Aim -
Return all the data, word for word.

********

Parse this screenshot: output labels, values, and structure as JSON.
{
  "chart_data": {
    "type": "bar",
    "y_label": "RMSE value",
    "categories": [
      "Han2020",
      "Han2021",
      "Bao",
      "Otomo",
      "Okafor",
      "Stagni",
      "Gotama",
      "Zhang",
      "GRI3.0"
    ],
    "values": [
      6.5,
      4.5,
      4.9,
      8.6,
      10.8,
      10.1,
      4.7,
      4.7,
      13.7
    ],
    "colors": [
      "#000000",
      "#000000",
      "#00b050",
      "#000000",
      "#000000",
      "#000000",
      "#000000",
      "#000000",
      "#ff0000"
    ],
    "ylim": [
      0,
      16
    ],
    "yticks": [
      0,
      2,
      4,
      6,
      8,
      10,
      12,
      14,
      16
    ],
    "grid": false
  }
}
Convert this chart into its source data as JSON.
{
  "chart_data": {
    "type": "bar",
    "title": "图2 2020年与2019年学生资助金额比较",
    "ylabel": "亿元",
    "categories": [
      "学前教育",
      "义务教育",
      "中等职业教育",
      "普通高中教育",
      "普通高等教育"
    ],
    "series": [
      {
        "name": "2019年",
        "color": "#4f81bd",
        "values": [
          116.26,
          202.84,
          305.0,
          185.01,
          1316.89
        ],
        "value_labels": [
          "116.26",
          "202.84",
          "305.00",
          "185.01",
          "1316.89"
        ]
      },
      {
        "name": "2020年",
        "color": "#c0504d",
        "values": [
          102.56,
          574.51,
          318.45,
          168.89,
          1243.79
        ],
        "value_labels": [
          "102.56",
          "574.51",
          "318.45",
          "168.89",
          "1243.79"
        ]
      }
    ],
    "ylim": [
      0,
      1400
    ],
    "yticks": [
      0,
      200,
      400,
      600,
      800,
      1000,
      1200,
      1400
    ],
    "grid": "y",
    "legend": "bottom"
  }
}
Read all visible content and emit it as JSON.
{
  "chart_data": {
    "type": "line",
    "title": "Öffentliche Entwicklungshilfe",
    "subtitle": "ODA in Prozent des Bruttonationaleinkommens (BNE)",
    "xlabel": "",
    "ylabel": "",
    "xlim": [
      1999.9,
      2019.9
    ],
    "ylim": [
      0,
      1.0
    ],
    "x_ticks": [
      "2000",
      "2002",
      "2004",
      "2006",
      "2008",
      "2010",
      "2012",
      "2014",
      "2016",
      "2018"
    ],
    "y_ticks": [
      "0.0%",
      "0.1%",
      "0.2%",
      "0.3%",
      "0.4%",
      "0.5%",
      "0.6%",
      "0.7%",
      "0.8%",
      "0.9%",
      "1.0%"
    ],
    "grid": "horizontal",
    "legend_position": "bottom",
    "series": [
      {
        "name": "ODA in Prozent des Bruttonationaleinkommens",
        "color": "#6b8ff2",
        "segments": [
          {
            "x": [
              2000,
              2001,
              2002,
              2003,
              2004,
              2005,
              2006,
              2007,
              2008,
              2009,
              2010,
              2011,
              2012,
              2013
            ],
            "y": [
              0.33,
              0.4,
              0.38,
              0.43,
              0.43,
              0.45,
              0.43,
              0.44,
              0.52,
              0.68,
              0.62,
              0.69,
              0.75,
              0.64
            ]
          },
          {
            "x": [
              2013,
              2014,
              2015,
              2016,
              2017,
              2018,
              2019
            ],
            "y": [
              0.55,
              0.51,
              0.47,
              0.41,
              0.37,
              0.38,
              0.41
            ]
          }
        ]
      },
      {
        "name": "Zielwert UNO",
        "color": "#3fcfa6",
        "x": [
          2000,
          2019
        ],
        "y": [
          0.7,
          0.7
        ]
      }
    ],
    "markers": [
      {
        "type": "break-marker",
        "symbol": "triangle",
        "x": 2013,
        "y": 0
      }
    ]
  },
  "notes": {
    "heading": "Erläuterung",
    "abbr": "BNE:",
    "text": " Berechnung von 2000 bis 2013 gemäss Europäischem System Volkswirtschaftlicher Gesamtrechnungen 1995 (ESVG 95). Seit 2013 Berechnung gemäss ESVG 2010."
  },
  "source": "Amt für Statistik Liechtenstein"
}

********

In response -
Parse this screenshot: output labels, values, and structure as JSON.
{
  "chart_data": {
    "type": "bar",
    "y_label": "RMSE value",
    "categories": [
      "Han2020",
      "Han2021",
      "Bao",
      "Otomo",
      "Okafor",
      "Stagni",
      "Gotama",
      "Zhang",
      "GRI3.0"
    ],
    "values": [
      6.5,
      4.5,
      4.9,
      8.6,
      10.8,
      10.1,
      4.7,
      4.7,
      13.7
    ],
    "colors": [
      "#000000",
      "#000000",
      "#00b050",
      "#000000",
      "#000000",
      "#000000",
      "#000000",
      "#000000",
      "#ff0000"
    ],
    "ylim": [
      0,
      16
    ],
    "yticks": [
      0,
      2,
      4,
      6,
      8,
      10,
      12,
      14,
      16
    ],
    "grid": false
  }
}
Convert this chart into its source data as JSON.
{
  "chart_data": {
    "type": "bar",
    "title": "图2 2020年与2019年学生资助金额比较",
    "ylabel": "亿元",
    "categories": [
      "学前教育",
      "义务教育",
      "中等职业教育",
      "普通高中教育",
      "普通高等教育"
    ],
    "series": [
      {
        "name": "2019年",
        "color": "#4f81bd",
        "values": [
          116.26,
          202.84,
          305.0,
          185.01,
          1316.89
        ],
        "value_labels": [
          "116.26",
          "202.84",
          "305.00",
          "185.01",
          "1316.89"
        ]
      },
      {
        "name": "2020年",
        "color": "#c0504d",
        "values": [
          102.56,
          574.51,
          318.45,
          168.89,
          1243.79
        ],
        "value_labels": [
          "102.56",
          "574.51",
          "318.45",
          "168.89",
          "1243.79"
        ]
      }
    ],
    "ylim": [
      0,
      1400
    ],
    "yticks": [
      0,
      200,
      400,
      600,
      800,
      1000,
      1200,
      1400
    ],
    "grid": "y",
    "legend": "bottom"
  }
}
Read all visible content and emit it as JSON.
{
  "chart_data": {
    "type": "line",
    "title": "Öffentliche Entwicklungshilfe",
    "subtitle": "ODA in Prozent des Bruttonationaleinkommens (BNE)",
    "xlabel": "",
    "ylabel": "",
    "xlim": [
      1999.9,
      2019.9
    ],
    "ylim": [
      0,
      1.0
    ],
    "x_ticks": [
      "2000",
      "2002",
      "2004",
      "2006",
      "2008",
      "2010",
      "2012",
      "2014",
      "2016",
      "2018"
    ],
    "y_ticks": [
      "0.0%",
      "0.1%",
      "0.2%",
      "0.3%",
      "0.4%",
      "0.5%",
      "0.6%",
      "0.7%",
      "0.8%",
      "0.9%",
      "1.0%"
    ],
    "grid": "horizontal",
    "legend_position": "bottom",
    "series": [
      {
        "name": "ODA in Prozent des Bruttonationaleinkommens",
        "color": "#6b8ff2",
        "segments": [
          {
            "x": [
              2000,
              2001,
              2002,
              2003,
              2004,
              2005,
              2006,
              2007,
              2008,
              2009,
              2010,
              2011,
              2012,
              2013
            ],
            "y": [
              0.33,
              0.4,
              0.38,
              0.43,
              0.43,
              0.45,
              0.43,
              0.44,
              0.52,
              0.68,
              0.62,
              0.69,
              0.75,
              0.64
            ]
          },
          {
            "x": [
              2013,
              2014,
              2015,
              2016,
              2017,
              2018,
              2019
            ],
            "y": [
              0.55,
              0.51,
              0.47,
              0.41,
              0.37,
              0.38,
              0.41
            ]
          }
        ]
      },
      {
        "name": "Zielwert UNO",
        "color": "#3fcfa6",
        "x": [
          2000,
          2019
        ],
        "y": [
          0.7,
          0.7
        ]
      }
    ],
    "markers": [
      {
        "type": "break-marker",
        "symbol": "triangle",
        "x": 2013,
        "y": 0
      }
    ]
  },
  "notes": {
    "heading": "Erläuterung",
    "abbr": "BNE:",
    "text": " Berechnung von 2000 bis 2013 gemäss Europäischem System Volkswirtschaftlicher Gesamtrechnungen 1995 (ESVG 95). Seit 2013 Berechnung gemäss ESVG 2010."
  },
  "source": "Amt für Statistik Liechtenstein"
}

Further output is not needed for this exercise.